PROBLEM DETAILS — Where a line contains the string "Officer", copy that line.

----- PROVIDED DATA -----

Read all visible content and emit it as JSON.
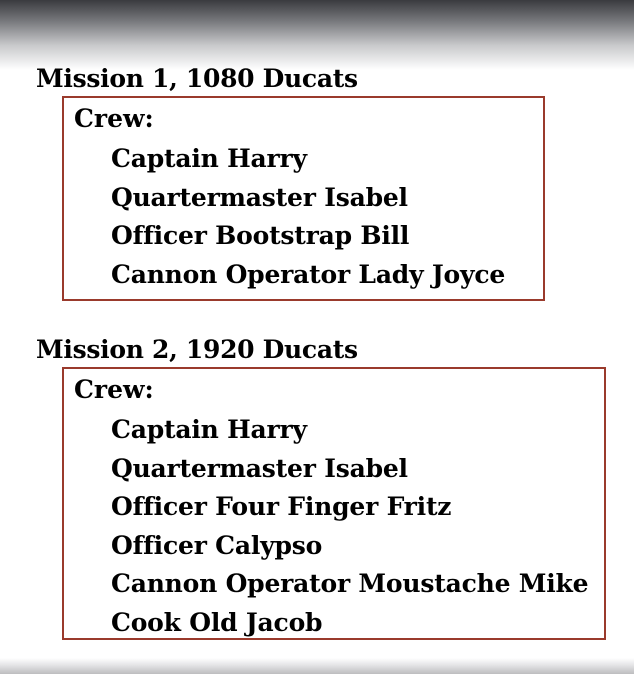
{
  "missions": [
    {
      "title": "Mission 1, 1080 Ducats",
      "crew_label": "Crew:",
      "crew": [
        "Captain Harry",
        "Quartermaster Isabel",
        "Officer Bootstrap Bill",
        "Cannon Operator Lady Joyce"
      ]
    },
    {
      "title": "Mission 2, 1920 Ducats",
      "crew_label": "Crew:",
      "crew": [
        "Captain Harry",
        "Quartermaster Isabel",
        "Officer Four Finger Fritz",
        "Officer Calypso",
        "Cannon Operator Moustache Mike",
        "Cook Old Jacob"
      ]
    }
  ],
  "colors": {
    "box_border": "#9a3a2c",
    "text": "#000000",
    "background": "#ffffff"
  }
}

-----
----- PROVIDED DATA -----

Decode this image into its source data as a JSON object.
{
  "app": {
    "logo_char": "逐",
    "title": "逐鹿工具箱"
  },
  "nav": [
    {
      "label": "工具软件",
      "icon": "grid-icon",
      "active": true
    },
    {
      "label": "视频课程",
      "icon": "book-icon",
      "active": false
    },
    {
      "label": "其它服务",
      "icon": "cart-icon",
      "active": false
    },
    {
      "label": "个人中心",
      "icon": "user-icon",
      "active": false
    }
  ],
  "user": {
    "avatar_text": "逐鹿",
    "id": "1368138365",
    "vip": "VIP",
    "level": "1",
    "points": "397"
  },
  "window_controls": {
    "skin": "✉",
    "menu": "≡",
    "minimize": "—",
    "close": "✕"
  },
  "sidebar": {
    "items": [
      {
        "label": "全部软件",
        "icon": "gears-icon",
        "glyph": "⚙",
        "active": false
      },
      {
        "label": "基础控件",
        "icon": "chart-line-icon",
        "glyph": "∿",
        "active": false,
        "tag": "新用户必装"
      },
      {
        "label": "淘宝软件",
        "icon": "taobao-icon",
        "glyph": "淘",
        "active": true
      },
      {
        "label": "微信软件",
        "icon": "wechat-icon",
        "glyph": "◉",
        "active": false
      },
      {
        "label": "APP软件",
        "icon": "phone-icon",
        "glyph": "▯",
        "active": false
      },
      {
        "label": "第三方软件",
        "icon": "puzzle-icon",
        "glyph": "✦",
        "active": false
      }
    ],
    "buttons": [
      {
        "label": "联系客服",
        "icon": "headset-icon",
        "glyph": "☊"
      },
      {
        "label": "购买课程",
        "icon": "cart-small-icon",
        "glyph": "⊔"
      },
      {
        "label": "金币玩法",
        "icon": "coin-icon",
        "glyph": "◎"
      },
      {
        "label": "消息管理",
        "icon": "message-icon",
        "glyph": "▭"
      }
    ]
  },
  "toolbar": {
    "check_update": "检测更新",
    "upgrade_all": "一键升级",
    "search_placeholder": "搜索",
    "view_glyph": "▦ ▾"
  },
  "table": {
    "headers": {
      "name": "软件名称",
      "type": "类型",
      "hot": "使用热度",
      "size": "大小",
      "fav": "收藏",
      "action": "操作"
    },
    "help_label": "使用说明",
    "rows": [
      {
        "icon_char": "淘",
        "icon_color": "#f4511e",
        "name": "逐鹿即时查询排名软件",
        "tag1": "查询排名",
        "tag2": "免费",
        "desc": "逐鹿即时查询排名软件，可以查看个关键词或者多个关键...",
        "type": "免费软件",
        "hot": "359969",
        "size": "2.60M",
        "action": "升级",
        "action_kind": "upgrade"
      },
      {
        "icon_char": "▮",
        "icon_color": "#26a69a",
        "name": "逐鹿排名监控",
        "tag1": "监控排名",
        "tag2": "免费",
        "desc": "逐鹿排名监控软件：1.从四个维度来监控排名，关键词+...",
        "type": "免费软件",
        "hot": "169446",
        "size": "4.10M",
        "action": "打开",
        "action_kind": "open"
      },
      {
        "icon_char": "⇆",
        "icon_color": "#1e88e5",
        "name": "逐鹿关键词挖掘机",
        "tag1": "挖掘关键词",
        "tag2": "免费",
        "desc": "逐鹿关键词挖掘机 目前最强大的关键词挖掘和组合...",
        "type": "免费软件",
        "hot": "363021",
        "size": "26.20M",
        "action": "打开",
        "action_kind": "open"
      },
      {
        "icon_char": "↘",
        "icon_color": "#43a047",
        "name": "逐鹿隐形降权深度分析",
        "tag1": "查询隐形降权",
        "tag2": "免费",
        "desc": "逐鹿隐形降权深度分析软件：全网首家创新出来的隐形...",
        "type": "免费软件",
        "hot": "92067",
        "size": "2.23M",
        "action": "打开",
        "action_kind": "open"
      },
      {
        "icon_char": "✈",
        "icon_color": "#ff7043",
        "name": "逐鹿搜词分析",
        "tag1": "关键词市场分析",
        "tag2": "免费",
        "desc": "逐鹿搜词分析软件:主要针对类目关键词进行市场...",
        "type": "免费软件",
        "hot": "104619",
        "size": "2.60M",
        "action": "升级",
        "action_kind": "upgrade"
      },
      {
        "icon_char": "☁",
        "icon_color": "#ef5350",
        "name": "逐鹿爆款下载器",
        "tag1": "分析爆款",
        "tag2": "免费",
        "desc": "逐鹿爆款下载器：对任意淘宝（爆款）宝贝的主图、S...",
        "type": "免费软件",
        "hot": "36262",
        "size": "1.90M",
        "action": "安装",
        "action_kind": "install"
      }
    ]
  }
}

-----
----- PROVIDED DATA -----

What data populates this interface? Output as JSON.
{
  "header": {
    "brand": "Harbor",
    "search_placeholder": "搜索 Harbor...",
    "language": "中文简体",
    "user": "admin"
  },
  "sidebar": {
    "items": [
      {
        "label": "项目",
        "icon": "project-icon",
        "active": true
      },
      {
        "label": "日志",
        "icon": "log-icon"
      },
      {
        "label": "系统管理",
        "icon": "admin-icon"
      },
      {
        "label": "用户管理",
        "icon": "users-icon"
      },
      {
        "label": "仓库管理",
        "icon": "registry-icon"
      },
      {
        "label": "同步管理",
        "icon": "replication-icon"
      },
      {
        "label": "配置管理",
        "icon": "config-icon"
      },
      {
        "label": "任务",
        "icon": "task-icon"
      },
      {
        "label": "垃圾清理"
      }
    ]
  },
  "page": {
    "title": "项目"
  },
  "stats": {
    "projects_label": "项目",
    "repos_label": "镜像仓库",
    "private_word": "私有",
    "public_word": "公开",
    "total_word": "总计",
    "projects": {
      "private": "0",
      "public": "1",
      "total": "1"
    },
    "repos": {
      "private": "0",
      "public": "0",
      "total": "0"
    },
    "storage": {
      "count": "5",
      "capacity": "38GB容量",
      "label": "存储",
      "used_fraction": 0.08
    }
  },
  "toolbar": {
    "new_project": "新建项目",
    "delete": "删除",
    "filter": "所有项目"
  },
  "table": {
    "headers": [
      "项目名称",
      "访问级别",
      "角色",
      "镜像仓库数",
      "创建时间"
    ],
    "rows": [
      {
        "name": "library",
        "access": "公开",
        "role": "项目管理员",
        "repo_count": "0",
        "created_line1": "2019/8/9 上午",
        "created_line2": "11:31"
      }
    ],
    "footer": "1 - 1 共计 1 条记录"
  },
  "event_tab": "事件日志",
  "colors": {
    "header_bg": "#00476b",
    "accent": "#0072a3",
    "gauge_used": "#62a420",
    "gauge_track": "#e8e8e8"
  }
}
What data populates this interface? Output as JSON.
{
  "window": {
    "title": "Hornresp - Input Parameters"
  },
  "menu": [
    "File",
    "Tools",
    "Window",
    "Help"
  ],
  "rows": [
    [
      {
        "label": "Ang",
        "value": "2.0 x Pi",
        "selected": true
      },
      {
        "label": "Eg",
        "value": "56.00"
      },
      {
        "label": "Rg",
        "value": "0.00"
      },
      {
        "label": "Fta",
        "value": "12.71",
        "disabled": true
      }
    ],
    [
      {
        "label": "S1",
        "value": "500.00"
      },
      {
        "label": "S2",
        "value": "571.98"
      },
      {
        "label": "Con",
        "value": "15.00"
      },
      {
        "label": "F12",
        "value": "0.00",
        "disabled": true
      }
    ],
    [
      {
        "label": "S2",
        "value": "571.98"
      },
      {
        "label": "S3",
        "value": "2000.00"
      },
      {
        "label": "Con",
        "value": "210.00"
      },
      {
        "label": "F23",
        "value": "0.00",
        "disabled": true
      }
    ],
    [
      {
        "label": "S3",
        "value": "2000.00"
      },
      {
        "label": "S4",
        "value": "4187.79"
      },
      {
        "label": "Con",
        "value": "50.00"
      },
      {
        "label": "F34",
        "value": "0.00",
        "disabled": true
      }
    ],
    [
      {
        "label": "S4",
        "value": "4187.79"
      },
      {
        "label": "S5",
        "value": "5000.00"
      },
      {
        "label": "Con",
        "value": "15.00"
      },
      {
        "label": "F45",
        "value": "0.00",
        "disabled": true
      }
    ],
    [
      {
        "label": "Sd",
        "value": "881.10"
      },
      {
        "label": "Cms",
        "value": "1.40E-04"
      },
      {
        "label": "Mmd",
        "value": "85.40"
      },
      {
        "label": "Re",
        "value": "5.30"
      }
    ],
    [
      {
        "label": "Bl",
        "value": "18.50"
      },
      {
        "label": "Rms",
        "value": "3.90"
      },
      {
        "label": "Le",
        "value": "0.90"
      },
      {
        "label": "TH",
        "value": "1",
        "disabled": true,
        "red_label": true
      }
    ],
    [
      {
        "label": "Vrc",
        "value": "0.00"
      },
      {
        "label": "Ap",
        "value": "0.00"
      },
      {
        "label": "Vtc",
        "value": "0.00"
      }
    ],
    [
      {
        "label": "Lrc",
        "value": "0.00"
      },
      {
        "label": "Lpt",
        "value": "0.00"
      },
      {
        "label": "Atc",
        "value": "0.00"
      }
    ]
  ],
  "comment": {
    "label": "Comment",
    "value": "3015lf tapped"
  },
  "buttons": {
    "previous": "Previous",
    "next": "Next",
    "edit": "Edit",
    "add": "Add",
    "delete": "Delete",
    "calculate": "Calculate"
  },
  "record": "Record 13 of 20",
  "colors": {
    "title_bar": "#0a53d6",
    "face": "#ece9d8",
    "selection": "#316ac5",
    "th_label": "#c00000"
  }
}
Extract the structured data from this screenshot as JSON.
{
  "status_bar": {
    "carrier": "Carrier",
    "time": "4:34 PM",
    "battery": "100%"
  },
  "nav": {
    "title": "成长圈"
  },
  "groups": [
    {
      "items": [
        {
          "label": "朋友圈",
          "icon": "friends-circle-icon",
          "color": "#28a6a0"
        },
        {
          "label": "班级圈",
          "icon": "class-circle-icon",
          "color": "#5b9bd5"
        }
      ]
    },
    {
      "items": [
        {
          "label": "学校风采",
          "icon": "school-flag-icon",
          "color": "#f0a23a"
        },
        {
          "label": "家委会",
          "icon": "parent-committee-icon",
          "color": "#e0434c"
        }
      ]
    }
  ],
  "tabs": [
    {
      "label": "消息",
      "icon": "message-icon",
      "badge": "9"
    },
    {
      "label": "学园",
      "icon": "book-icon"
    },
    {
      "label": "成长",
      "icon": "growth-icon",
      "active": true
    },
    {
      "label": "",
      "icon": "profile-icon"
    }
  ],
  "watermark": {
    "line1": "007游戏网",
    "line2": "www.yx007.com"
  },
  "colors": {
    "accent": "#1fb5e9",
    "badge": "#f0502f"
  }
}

-----

OUTPUT OF THE TASK —
        "Officer Bootstrap Bill",
        "Officer Four Finger Fritz",
        "Officer Calypso",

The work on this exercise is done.